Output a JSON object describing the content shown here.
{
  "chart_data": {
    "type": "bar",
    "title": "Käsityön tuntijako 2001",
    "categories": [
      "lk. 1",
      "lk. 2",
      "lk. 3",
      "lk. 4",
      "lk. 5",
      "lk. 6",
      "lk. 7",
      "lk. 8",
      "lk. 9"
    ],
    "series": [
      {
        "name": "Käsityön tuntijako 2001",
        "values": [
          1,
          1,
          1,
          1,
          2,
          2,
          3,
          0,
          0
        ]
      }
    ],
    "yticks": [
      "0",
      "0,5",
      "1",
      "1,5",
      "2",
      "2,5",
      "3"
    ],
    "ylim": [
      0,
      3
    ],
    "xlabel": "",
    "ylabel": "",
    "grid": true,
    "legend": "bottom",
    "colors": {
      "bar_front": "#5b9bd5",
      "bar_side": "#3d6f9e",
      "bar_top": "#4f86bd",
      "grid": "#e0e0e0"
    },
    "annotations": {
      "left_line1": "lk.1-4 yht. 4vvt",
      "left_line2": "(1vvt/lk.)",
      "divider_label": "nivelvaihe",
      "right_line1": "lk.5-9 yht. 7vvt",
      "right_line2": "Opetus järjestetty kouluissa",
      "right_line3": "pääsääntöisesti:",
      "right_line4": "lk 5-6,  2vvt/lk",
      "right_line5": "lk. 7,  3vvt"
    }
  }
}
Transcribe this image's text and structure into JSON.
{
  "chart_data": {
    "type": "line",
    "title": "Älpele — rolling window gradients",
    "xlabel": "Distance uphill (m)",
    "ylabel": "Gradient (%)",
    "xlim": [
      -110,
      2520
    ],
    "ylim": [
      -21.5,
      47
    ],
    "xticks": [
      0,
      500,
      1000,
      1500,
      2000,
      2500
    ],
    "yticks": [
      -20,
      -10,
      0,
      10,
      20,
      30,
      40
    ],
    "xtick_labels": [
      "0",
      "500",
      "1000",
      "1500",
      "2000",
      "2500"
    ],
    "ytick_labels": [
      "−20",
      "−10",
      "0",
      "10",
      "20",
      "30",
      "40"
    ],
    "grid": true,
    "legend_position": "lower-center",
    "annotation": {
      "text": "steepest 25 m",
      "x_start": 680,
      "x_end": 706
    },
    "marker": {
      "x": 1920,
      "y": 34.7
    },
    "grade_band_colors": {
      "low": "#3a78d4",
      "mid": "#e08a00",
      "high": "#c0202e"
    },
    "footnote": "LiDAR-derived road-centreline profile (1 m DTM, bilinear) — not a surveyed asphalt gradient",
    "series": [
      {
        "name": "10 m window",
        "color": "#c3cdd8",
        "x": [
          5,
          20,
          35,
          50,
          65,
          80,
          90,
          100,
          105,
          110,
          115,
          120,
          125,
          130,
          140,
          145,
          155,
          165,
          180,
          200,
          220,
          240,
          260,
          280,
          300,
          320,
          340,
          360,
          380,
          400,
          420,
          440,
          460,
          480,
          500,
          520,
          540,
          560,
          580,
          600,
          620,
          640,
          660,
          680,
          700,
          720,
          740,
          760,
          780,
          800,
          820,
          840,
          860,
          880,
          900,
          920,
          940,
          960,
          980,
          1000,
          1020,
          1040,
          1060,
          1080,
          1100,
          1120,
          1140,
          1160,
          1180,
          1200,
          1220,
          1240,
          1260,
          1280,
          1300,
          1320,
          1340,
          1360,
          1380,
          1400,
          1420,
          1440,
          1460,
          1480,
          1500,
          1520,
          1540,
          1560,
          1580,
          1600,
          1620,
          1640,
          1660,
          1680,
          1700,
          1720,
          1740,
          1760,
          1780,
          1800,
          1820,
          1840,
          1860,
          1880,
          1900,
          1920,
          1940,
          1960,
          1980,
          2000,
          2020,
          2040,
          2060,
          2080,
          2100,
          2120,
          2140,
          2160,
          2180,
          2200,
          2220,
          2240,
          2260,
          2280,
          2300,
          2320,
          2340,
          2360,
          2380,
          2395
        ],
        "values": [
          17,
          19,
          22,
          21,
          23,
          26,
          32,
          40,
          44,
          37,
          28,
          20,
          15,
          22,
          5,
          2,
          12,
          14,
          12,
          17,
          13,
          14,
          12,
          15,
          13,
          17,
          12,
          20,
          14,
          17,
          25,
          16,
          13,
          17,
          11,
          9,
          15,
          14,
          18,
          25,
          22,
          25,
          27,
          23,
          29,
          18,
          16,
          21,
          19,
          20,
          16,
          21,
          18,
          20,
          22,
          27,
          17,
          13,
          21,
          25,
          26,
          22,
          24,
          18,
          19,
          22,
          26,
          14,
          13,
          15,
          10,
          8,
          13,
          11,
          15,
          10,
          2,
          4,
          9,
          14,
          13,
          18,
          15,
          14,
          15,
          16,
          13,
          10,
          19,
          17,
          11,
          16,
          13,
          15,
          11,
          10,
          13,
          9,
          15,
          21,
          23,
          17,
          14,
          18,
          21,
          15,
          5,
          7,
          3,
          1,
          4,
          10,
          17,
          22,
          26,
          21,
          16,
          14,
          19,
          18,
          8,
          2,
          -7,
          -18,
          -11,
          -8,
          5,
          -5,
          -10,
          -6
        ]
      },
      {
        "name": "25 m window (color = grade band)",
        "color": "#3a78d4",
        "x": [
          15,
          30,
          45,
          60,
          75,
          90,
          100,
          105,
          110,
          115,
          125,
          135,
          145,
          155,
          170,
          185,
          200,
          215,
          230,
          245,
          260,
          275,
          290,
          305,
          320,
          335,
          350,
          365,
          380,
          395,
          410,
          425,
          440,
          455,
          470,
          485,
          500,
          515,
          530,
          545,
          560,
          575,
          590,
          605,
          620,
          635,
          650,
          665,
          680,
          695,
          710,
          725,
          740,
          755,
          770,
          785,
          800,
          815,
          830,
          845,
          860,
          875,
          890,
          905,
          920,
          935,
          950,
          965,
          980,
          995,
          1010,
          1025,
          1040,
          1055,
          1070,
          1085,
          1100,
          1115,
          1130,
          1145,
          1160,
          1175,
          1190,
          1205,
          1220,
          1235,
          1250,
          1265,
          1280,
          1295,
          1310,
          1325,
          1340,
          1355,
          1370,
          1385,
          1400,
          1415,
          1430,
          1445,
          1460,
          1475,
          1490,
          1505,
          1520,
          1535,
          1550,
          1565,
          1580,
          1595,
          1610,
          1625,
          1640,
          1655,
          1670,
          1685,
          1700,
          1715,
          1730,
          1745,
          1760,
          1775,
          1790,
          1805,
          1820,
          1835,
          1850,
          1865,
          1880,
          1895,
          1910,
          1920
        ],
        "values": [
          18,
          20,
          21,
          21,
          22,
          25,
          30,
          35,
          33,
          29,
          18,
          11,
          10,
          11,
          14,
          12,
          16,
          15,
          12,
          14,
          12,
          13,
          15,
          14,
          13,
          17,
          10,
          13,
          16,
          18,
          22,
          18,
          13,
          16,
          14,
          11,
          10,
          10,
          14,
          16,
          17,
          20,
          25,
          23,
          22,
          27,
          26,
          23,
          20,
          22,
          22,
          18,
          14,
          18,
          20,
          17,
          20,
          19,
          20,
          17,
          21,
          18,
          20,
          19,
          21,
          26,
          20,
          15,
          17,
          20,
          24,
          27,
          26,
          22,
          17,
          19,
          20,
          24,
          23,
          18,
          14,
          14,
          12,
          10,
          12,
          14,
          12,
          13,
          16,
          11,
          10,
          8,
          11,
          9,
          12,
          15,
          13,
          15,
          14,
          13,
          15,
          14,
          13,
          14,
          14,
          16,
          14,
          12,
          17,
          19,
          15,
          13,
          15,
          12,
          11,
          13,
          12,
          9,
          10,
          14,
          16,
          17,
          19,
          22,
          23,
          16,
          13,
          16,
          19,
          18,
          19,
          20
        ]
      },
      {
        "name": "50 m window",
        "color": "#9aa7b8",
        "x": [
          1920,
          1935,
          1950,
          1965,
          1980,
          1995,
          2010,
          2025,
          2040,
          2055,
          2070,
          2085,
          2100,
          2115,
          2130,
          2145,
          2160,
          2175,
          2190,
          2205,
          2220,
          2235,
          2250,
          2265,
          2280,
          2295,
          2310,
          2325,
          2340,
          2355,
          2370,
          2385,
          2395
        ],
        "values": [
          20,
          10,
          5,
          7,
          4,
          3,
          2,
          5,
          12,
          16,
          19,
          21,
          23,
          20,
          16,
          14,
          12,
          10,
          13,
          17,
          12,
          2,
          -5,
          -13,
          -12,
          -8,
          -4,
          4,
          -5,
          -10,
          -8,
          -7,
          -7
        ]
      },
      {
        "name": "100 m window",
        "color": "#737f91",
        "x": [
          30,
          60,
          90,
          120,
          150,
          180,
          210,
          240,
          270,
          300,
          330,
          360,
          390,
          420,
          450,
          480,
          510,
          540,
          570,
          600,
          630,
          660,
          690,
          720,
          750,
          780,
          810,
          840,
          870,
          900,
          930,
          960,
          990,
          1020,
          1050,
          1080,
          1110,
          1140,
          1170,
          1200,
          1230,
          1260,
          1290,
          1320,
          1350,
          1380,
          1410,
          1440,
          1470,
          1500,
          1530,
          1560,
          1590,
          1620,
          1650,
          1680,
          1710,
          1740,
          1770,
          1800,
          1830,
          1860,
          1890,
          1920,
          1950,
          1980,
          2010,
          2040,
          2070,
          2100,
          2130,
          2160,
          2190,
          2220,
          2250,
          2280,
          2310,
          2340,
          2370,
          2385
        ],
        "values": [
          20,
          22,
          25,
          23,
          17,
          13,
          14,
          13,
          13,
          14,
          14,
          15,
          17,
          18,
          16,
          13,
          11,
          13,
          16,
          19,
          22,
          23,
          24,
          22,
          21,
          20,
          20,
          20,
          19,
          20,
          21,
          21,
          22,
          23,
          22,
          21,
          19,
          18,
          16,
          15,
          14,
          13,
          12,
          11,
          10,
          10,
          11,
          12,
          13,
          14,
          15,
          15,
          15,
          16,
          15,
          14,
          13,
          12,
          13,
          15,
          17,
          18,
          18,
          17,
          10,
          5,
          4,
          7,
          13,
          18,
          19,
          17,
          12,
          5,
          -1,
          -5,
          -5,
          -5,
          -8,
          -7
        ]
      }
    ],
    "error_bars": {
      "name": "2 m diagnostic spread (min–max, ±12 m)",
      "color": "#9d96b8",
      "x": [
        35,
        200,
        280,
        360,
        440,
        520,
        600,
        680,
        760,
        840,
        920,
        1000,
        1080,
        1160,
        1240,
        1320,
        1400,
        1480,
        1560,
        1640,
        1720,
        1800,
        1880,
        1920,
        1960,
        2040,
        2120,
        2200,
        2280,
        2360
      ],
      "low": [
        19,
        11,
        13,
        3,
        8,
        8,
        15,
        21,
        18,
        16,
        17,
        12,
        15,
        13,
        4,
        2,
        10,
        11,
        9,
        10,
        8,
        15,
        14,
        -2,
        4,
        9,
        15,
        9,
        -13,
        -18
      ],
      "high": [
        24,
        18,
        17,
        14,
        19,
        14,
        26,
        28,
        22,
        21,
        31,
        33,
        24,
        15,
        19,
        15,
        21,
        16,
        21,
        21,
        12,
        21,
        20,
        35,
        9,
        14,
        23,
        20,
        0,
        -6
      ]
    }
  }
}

-=-=-=-=-

(AIM OF THE TASK): Using the data above, copy each line that contains "title".

(THE OUTPUT):
    "title": "Käsityön tuntijako 2001",
    "title": "Älpele — rolling window gradients",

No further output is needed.